Dataset records
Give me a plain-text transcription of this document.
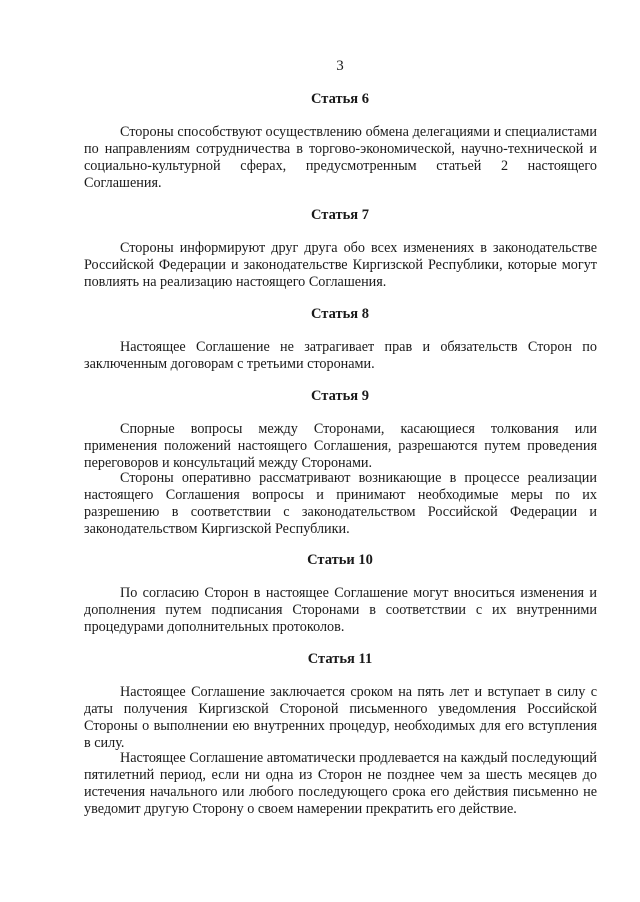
3
Статья 6

Стороны способствуют осуществлению обмена делегациями и специалистами по направлениям сотрудничества в торгово-экономической, научно-технической и социально-культурной сферах, предусмотренным статьей 2 настоящего Соглашения.

Статья 7

Стороны информируют друг друга обо всех изменениях в законодательстве Российской Федерации и законодательстве Киргизской Республики, которые могут повлиять на реализацию настоящего Соглашения.

Статья 8

Настоящее Соглашение не затрагивает прав и обязательств Сторон по заключенным договорам с третьими сторонами.

Статья 9

Спорные вопросы между Сторонами, касающиеся толкования или применения положений настоящего Соглашения, разрешаются путем проведения переговоров и консультаций между Сторонами.

Стороны оперативно рассматривают возникающие в процессе реализации настоящего Соглашения вопросы и принимают необходимые меры по их разрешению в соответствии с законодательством Российской Федерации и законодательством Киргизской Республики.

Статьи 10

По согласию Сторон в настоящее Соглашение могут вноситься изменения и дополнения путем подписания Сторонами в соответствии с их внутренними процедурами дополнительных протоколов.

Статья 11

Настоящее Соглашение заключается сроком на пять лет и вступает в силу с даты получения Киргизской Стороной письменного уведомления Российской Стороны о выполнении ею внутренних процедур, необходимых для его вступления в силу.

Настоящее Соглашение автоматически продлевается на каждый последующий пятилетний период, если ни одна из Сторон не позднее чем за шесть месяцев до истечения начального или любого последующего срока его действия письменно не уведомит другую Сторону о своем намерении прекратить его действие.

* What you are asked to do:
Give the number of lines in the entries that hold the word "Статья", and nothing else.

* Written response:
5